Every line in the listing is to be echoed verbatim.

### Records excerpted from a collection
— Start —
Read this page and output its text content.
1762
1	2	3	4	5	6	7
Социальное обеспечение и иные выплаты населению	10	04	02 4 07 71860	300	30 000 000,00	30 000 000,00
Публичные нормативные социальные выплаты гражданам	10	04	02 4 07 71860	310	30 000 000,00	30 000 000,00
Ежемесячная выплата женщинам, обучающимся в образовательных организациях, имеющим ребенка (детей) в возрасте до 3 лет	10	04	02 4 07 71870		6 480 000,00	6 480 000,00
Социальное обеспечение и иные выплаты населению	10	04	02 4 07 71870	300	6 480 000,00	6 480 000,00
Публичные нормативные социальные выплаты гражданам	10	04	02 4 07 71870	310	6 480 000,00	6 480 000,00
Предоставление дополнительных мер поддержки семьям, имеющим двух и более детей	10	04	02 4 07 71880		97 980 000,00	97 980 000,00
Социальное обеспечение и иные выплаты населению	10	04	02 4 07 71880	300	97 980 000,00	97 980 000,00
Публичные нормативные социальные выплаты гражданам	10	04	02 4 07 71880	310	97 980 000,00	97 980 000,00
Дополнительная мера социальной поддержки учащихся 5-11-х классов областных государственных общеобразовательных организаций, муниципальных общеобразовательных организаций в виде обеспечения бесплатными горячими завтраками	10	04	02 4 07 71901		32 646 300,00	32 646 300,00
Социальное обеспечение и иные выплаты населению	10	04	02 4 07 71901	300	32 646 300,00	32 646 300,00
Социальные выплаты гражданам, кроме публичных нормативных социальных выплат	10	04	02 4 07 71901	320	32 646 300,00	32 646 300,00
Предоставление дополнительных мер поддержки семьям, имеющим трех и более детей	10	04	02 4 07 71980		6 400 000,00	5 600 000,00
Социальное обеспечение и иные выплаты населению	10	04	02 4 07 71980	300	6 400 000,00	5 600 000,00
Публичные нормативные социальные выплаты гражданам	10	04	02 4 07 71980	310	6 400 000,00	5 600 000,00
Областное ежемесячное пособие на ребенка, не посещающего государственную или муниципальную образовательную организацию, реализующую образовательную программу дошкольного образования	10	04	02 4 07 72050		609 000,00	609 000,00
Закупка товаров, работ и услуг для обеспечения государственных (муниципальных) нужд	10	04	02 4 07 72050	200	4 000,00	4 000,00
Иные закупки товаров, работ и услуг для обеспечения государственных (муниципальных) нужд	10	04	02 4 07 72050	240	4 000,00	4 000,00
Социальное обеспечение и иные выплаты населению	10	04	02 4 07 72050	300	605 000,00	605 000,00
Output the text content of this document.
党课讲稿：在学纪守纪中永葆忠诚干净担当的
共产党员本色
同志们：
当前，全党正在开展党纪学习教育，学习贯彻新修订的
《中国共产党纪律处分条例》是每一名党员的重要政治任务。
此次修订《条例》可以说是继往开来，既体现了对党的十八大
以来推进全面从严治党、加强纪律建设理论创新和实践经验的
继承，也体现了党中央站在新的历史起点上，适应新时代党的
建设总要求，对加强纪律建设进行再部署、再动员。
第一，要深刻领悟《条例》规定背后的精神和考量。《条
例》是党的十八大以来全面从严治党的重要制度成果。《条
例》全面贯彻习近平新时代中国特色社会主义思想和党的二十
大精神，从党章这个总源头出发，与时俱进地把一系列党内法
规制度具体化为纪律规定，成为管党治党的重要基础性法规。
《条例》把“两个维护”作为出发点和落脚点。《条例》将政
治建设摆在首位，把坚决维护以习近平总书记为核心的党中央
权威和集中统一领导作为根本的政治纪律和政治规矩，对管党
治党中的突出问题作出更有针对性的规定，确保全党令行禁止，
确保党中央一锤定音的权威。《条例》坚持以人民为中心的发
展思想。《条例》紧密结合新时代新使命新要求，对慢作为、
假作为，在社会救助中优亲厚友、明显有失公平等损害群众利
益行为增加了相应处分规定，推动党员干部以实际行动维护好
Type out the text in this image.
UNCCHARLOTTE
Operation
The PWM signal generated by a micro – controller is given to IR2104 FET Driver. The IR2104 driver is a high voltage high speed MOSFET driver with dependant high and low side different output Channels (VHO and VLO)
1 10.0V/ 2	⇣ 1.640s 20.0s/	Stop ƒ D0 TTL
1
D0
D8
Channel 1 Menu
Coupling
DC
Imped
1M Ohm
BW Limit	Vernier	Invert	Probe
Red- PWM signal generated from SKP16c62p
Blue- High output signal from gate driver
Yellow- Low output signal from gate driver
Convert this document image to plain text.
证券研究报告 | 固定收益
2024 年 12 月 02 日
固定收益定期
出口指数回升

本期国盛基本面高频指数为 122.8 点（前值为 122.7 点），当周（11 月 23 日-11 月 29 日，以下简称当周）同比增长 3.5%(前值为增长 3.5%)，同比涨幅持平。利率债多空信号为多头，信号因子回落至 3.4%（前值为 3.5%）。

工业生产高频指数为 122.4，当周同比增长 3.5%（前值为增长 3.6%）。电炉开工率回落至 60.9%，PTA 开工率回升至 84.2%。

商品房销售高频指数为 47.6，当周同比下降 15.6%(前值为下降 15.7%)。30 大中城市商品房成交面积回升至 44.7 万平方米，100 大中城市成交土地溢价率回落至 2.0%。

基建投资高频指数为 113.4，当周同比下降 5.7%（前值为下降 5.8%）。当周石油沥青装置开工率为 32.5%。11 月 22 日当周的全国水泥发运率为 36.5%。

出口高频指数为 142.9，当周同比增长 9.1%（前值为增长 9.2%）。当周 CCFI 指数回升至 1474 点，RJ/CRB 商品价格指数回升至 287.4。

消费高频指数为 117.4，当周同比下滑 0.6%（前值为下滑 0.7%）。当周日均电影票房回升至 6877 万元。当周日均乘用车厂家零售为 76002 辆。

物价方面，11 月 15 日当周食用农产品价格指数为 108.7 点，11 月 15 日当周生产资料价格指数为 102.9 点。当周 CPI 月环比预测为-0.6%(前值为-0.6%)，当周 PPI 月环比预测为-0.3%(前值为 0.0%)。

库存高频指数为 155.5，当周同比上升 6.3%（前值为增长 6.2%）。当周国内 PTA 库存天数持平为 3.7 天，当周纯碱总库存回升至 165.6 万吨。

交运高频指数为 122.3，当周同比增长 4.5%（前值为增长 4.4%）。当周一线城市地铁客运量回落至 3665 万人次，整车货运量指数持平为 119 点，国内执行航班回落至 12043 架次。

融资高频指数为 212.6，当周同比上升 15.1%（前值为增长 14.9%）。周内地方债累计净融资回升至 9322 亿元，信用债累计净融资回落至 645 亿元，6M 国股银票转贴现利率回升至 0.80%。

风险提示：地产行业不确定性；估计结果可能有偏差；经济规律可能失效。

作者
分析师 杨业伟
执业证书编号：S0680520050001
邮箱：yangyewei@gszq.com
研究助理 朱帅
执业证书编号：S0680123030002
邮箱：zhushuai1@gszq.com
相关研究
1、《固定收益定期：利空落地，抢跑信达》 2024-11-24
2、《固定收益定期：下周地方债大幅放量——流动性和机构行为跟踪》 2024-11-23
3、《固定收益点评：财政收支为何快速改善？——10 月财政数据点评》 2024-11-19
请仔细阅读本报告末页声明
— End —
### TASK ANSWER
Read this page and output its text content.
1762
1	2	3	4	5	6	7
Социальное обеспечение и иные выплаты населению	10	04	02 4 07 71860	300	30 000 000,00	30 000 000,00
Публичные нормативные социальные выплаты гражданам	10	04	02 4 07 71860	310	30 000 000,00	30 000 000,00
Ежемесячная выплата женщинам, обучающимся в образовательных организациях, имеющим ребенка (детей) в возрасте до 3 лет	10	04	02 4 07 71870		6 480 000,00	6 480 000,00
Социальное обеспечение и иные выплаты населению	10	04	02 4 07 71870	300	6 480 000,00	6 480 000,00
Публичные нормативные социальные выплаты гражданам	10	04	02 4 07 71870	310	6 480 000,00	6 480 000,00
Предоставление дополнительных мер поддержки семьям, имеющим двух и более детей	10	04	02 4 07 71880		97 980 000,00	97 980 000,00
Социальное обеспечение и иные выплаты населению	10	04	02 4 07 71880	300	97 980 000,00	97 980 000,00
Публичные нормативные социальные выплаты гражданам	10	04	02 4 07 71880	310	97 980 000,00	97 980 000,00
Дополнительная мера социальной поддержки учащихся 5-11-х классов областных государственных общеобразовательных организаций, муниципальных общеобразовательных организаций в виде обеспечения бесплатными горячими завтраками	10	04	02 4 07 71901		32 646 300,00	32 646 300,00
Социальное обеспечение и иные выплаты населению	10	04	02 4 07 71901	300	32 646 300,00	32 646 300,00
Социальные выплаты гражданам, кроме публичных нормативных социальных выплат	10	04	02 4 07 71901	320	32 646 300,00	32 646 300,00
Предоставление дополнительных мер поддержки семьям, имеющим трех и более детей	10	04	02 4 07 71980		6 400 000,00	5 600 000,00
Социальное обеспечение и иные выплаты населению	10	04	02 4 07 71980	300	6 400 000,00	5 600 000,00
Публичные нормативные социальные выплаты гражданам	10	04	02 4 07 71980	310	6 400 000,00	5 600 000,00
Областное ежемесячное пособие на ребенка, не посещающего государственную или муниципальную образовательную организацию, реализующую образовательную программу дошкольного образования	10	04	02 4 07 72050		609 000,00	609 000,00
Закупка товаров, работ и услуг для обеспечения государственных (муниципальных) нужд	10	04	02 4 07 72050	200	4 000,00	4 000,00
Иные закупки товаров, работ и услуг для обеспечения государственных (муниципальных) нужд	10	04	02 4 07 72050	240	4 000,00	4 000,00
Социальное обеспечение и иные выплаты населению	10	04	02 4 07 72050	300	605 000,00	605 000,00
Output the text content of this document.
党课讲稿：在学纪守纪中永葆忠诚干净担当的
共产党员本色
同志们：
当前，全党正在开展党纪学习教育，学习贯彻新修订的
《中国共产党纪律处分条例》是每一名党员的重要政治任务。
此次修订《条例》可以说是继往开来，既体现了对党的十八大
以来推进全面从严治党、加强纪律建设理论创新和实践经验的
继承，也体现了党中央站在新的历史起点上，适应新时代党的
建设总要求，对加强纪律建设进行再部署、再动员。
第一，要深刻领悟《条例》规定背后的精神和考量。《条
例》是党的十八大以来全面从严治党的重要制度成果。《条
例》全面贯彻习近平新时代中国特色社会主义思想和党的二十
大精神，从党章这个总源头出发，与时俱进地把一系列党内法
规制度具体化为纪律规定，成为管党治党的重要基础性法规。
《条例》把“两个维护”作为出发点和落脚点。《条例》将政
治建设摆在首位，把坚决维护以习近平总书记为核心的党中央
权威和集中统一领导作为根本的政治纪律和政治规矩，对管党
治党中的突出问题作出更有针对性的规定，确保全党令行禁止，
确保党中央一锤定音的权威。《条例》坚持以人民为中心的发
展思想。《条例》紧密结合新时代新使命新要求，对慢作为、
假作为，在社会救助中优亲厚友、明显有失公平等损害群众利
益行为增加了相应处分规定，推动党员干部以实际行动维护好
Type out the text in this image.
UNCCHARLOTTE
Operation
The PWM signal generated by a micro – controller is given to IR2104 FET Driver. The IR2104 driver is a high voltage high speed MOSFET driver with dependant high and low side different output Channels (VHO and VLO)
1 10.0V/ 2	⇣ 1.640s 20.0s/	Stop ƒ D0 TTL
1
D0
D8
Channel 1 Menu
Coupling
DC
Imped
1M Ohm
BW Limit	Vernier	Invert	Probe
Red- PWM signal generated from SKP16c62p
Blue- High output signal from gate driver
Yellow- Low output signal from gate driver
Convert this document image to plain text.
证券研究报告 | 固定收益
2024 年 12 月 02 日
固定收益定期
出口指数回升

本期国盛基本面高频指数为 122.8 点（前值为 122.7 点），当周（11 月 23 日-11 月 29 日，以下简称当周）同比增长 3.5%(前值为增长 3.5%)，同比涨幅持平。利率债多空信号为多头，信号因子回落至 3.4%（前值为 3.5%）。

工业生产高频指数为 122.4，当周同比增长 3.5%（前值为增长 3.6%）。电炉开工率回落至 60.9%，PTA 开工率回升至 84.2%。

商品房销售高频指数为 47.6，当周同比下降 15.6%(前值为下降 15.7%)。30 大中城市商品房成交面积回升至 44.7 万平方米，100 大中城市成交土地溢价率回落至 2.0%。

基建投资高频指数为 113.4，当周同比下降 5.7%（前值为下降 5.8%）。当周石油沥青装置开工率为 32.5%。11 月 22 日当周的全国水泥发运率为 36.5%。

出口高频指数为 142.9，当周同比增长 9.1%（前值为增长 9.2%）。当周 CCFI 指数回升至 1474 点，RJ/CRB 商品价格指数回升至 287.4。

消费高频指数为 117.4，当周同比下滑 0.6%（前值为下滑 0.7%）。当周日均电影票房回升至 6877 万元。当周日均乘用车厂家零售为 76002 辆。

物价方面，11 月 15 日当周食用农产品价格指数为 108.7 点，11 月 15 日当周生产资料价格指数为 102.9 点。当周 CPI 月环比预测为-0.6%(前值为-0.6%)，当周 PPI 月环比预测为-0.3%(前值为 0.0%)。

库存高频指数为 155.5，当周同比上升 6.3%（前值为增长 6.2%）。当周国内 PTA 库存天数持平为 3.7 天，当周纯碱总库存回升至 165.6 万吨。

交运高频指数为 122.3，当周同比增长 4.5%（前值为增长 4.4%）。当周一线城市地铁客运量回落至 3665 万人次，整车货运量指数持平为 119 点，国内执行航班回落至 12043 架次。

融资高频指数为 212.6，当周同比上升 15.1%（前值为增长 14.9%）。周内地方债累计净融资回升至 9322 亿元，信用债累计净融资回落至 645 亿元，6M 国股银票转贴现利率回升至 0.80%。

风险提示：地产行业不确定性；估计结果可能有偏差；经济规律可能失效。

作者
分析师 杨业伟
执业证书编号：S0680520050001
邮箱：yangyewei@gszq.com
研究助理 朱帅
执业证书编号：S0680123030002
邮箱：zhushuai1@gszq.com
相关研究
1、《固定收益定期：利空落地，抢跑信达》 2024-11-24
2、《固定收益定期：下周地方债大幅放量——流动性和机构行为跟踪》 2024-11-23
3、《固定收益点评：财政收支为何快速改善？——10 月财政数据点评》 2024-11-19
请仔细阅读本报告末页声明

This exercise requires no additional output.